## [Exercise brief]
Write out the records beneath this line exactly as they appear, minus any images.

## [Recorded information]

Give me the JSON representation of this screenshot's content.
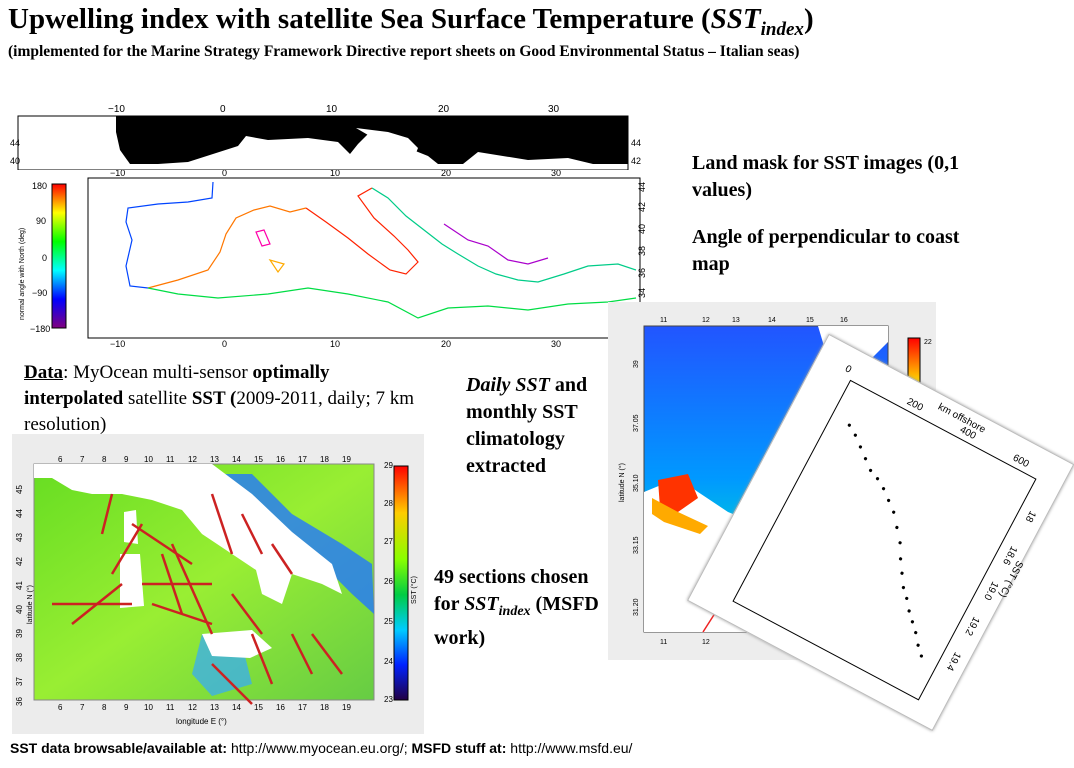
{
  "title": {
    "main": "Upwelling index with satellite Sea Surface Temperature (",
    "italic": "SST",
    "sub": "index",
    "close": ")"
  },
  "subtitle": "(implemented for the Marine Strategy Framework Directive report sheets on Good Environmental Status – Italian seas)",
  "notes": {
    "land_mask": "Land mask for SST images (0,1 values)",
    "angle": "Angle of perpendicular to coast map",
    "daily_italic": "Daily SST",
    "daily_rest": "and monthly SST climatology extracted",
    "sections_a": "49 sections chosen for",
    "sections_italic": "SST",
    "sections_sub": "index",
    "sections_b": " (MSFD work)"
  },
  "data_text": {
    "data_label": "Data",
    "p1": ": MyOcean multi-sensor ",
    "optimally": "optimally interpolated",
    "p2": " satellite ",
    "sst": "SST (",
    "p3": "2009-2011, daily; 7 km resolution)"
  },
  "footer": {
    "label1": "SST data browsable/available at:",
    "url1": " http://www.myocean.eu.org/; ",
    "label2": "MSFD stuff at:",
    "url2": " http://www.msfd.eu/"
  },
  "mask_map": {
    "lon_ticks": [
      "−10",
      "0",
      "10",
      "20",
      "30"
    ],
    "lat_ticks": [
      "40",
      "42",
      "44"
    ]
  },
  "angle_map": {
    "lon_ticks": [
      "−10",
      "0",
      "10",
      "20",
      "30"
    ],
    "lat_ticks": [
      "32",
      "34",
      "36",
      "38",
      "40",
      "42",
      "44"
    ],
    "colorbar_ticks": [
      "180",
      "90",
      "0",
      "−90",
      "−180"
    ],
    "colorbar_label": "normal angle with North (deg)"
  },
  "sst_map": {
    "lon_ticks": [
      "6",
      "7",
      "8",
      "9",
      "10",
      "11",
      "12",
      "13",
      "14",
      "15",
      "16",
      "17",
      "18",
      "19"
    ],
    "lat_ticks": [
      "45",
      "44",
      "43",
      "42",
      "41",
      "40",
      "39",
      "38",
      "37",
      "36"
    ],
    "colorbar_ticks": [
      "29",
      "28",
      "27",
      "26",
      "25",
      "24",
      "23"
    ],
    "colorbar_label": "SST (°C)",
    "xlabel": "longitude E (°)",
    "ylabel": "latitude N (°)"
  },
  "zoom_map": {
    "lon_ticks": [
      "11",
      "12",
      "13",
      "14",
      "15",
      "16"
    ],
    "lat_ticks": [
      "39",
      "37.05",
      "35.10",
      "33.15",
      "31.20"
    ],
    "colorbar_ticks": [
      "22",
      "21"
    ],
    "ylabel": "latitude N (°)"
  },
  "profile_plot": {
    "xlabel": "km offshore",
    "ylabel": "SST (°C)",
    "x_ticks": [
      "0",
      "200",
      "400",
      "600"
    ],
    "y_ticks": [
      "18",
      "18.6",
      "19.0",
      "19.2",
      "19.4"
    ]
  },
  "colors": {
    "land": "#000000",
    "accent_red": "#cc2222"
  }
}
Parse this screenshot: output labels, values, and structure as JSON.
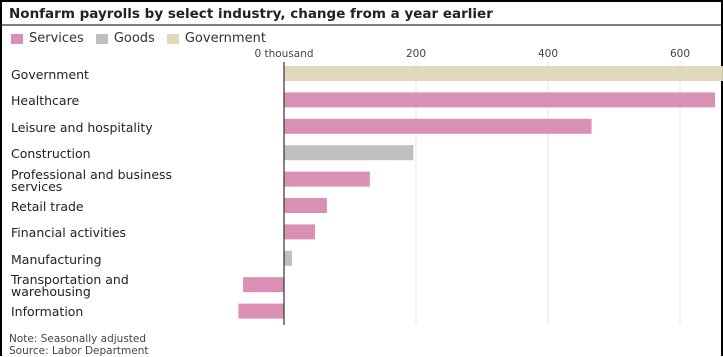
{
  "title": "Nonfarm payrolls by select industry, change from a year earlier",
  "legend": [
    {
      "name": "Services",
      "color": "#da8fb5"
    },
    {
      "name": "Goods",
      "color": "#bfbfbf"
    },
    {
      "name": "Government",
      "color": "#e2d9bc"
    }
  ],
  "notes": {
    "note": "Note: Seasonally adjusted",
    "source": "Source: Labor Department"
  },
  "chart_data": {
    "type": "bar",
    "orientation": "horizontal",
    "title": "Nonfarm payrolls by select industry, change from a year earlier",
    "unit_label": "thousand",
    "ticks": [
      0,
      200,
      400,
      600
    ],
    "tick_labels": [
      "0 thousand",
      "200",
      "400",
      "600"
    ],
    "xlim": [
      -70,
      665
    ],
    "grid": true,
    "legend_position": "top-left",
    "categories": [
      {
        "label": "Government",
        "value": 665,
        "group": "Government"
      },
      {
        "label": "Healthcare",
        "value": 653,
        "group": "Services"
      },
      {
        "label": "Leisure and hospitality",
        "value": 466,
        "group": "Services"
      },
      {
        "label": "Construction",
        "value": 196,
        "group": "Goods"
      },
      {
        "label": "Professional and business services",
        "value": 130,
        "group": "Services"
      },
      {
        "label": "Retail trade",
        "value": 65,
        "group": "Services"
      },
      {
        "label": "Financial activities",
        "value": 47,
        "group": "Services"
      },
      {
        "label": "Manufacturing",
        "value": 12,
        "group": "Goods"
      },
      {
        "label": "Transportation and warehousing",
        "value": -62,
        "group": "Services"
      },
      {
        "label": "Information",
        "value": -69,
        "group": "Services"
      }
    ]
  }
}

## [Final result]
Give me the JSON representation of this screenshot's content.
{
  "title": {
    "main": "Upwelling index with satellite Sea Surface Temperature (",
    "italic": "SST",
    "sub": "index",
    "close": ")"
  },
  "subtitle": "(implemented for the Marine Strategy Framework Directive report sheets on Good Environmental Status – Italian seas)",
  "notes": {
    "land_mask": "Land mask for SST images (0,1 values)",
    "angle": "Angle of perpendicular to coast map",
    "daily_italic": "Daily SST",
    "daily_rest": "and monthly SST climatology extracted",
    "sections_a": "49 sections chosen for",
    "sections_italic": "SST",
    "sections_sub": "index",
    "sections_b": " (MSFD work)"
  },
  "data_text": {
    "data_label": "Data",
    "p1": ": MyOcean multi-sensor ",
    "optimally": "optimally interpolated",
    "p2": " satellite ",
    "sst": "SST (",
    "p3": "2009-2011, daily; 7 km resolution)"
  },
  "footer": {
    "label1": "SST data browsable/available at:",
    "url1": " http://www.myocean.eu.org/; ",
    "label2": "MSFD stuff at:",
    "url2": " http://www.msfd.eu/"
  },
  "mask_map": {
    "lon_ticks": [
      "−10",
      "0",
      "10",
      "20",
      "30"
    ],
    "lat_ticks": [
      "40",
      "42",
      "44"
    ]
  },
  "angle_map": {
    "lon_ticks": [
      "−10",
      "0",
      "10",
      "20",
      "30"
    ],
    "lat_ticks": [
      "32",
      "34",
      "36",
      "38",
      "40",
      "42",
      "44"
    ],
    "colorbar_ticks": [
      "180",
      "90",
      "0",
      "−90",
      "−180"
    ],
    "colorbar_label": "normal angle with North (deg)"
  },
  "sst_map": {
    "lon_ticks": [
      "6",
      "7",
      "8",
      "9",
      "10",
      "11",
      "12",
      "13",
      "14",
      "15",
      "16",
      "17",
      "18",
      "19"
    ],
    "lat_ticks": [
      "45",
      "44",
      "43",
      "42",
      "41",
      "40",
      "39",
      "38",
      "37",
      "36"
    ],
    "colorbar_ticks": [
      "29",
      "28",
      "27",
      "26",
      "25",
      "24",
      "23"
    ],
    "colorbar_label": "SST (°C)",
    "xlabel": "longitude E (°)",
    "ylabel": "latitude N (°)"
  },
  "zoom_map": {
    "lon_ticks": [
      "11",
      "12",
      "13",
      "14",
      "15",
      "16"
    ],
    "lat_ticks": [
      "39",
      "37.05",
      "35.10",
      "33.15",
      "31.20"
    ],
    "colorbar_ticks": [
      "22",
      "21"
    ],
    "ylabel": "latitude N (°)"
  },
  "profile_plot": {
    "xlabel": "km offshore",
    "ylabel": "SST (°C)",
    "x_ticks": [
      "0",
      "200",
      "400",
      "600"
    ],
    "y_ticks": [
      "18",
      "18.6",
      "19.0",
      "19.2",
      "19.4"
    ]
  },
  "colors": {
    "land": "#000000",
    "accent_red": "#cc2222"
  }
}
Parse this screenshot: output labels, values, and structure as JSON.
{
  "title": "Nonfarm payrolls by select industry, change from a year earlier",
  "legend": [
    {
      "name": "Services",
      "color": "#da8fb5"
    },
    {
      "name": "Goods",
      "color": "#bfbfbf"
    },
    {
      "name": "Government",
      "color": "#e2d9bc"
    }
  ],
  "notes": {
    "note": "Note: Seasonally adjusted",
    "source": "Source: Labor Department"
  },
  "chart_data": {
    "type": "bar",
    "orientation": "horizontal",
    "title": "Nonfarm payrolls by select industry, change from a year earlier",
    "unit_label": "thousand",
    "ticks": [
      0,
      200,
      400,
      600
    ],
    "tick_labels": [
      "0 thousand",
      "200",
      "400",
      "600"
    ],
    "xlim": [
      -70,
      665
    ],
    "grid": true,
    "legend_position": "top-left",
    "categories": [
      {
        "label": "Government",
        "value": 665,
        "group": "Government"
      },
      {
        "label": "Healthcare",
        "value": 653,
        "group": "Services"
      },
      {
        "label": "Leisure and hospitality",
        "value": 466,
        "group": "Services"
      },
      {
        "label": "Construction",
        "value": 196,
        "group": "Goods"
      },
      {
        "label": "Professional and business services",
        "value": 130,
        "group": "Services"
      },
      {
        "label": "Retail trade",
        "value": 65,
        "group": "Services"
      },
      {
        "label": "Financial activities",
        "value": 47,
        "group": "Services"
      },
      {
        "label": "Manufacturing",
        "value": 12,
        "group": "Goods"
      },
      {
        "label": "Transportation and warehousing",
        "value": -62,
        "group": "Services"
      },
      {
        "label": "Information",
        "value": -69,
        "group": "Services"
      }
    ]
  }
}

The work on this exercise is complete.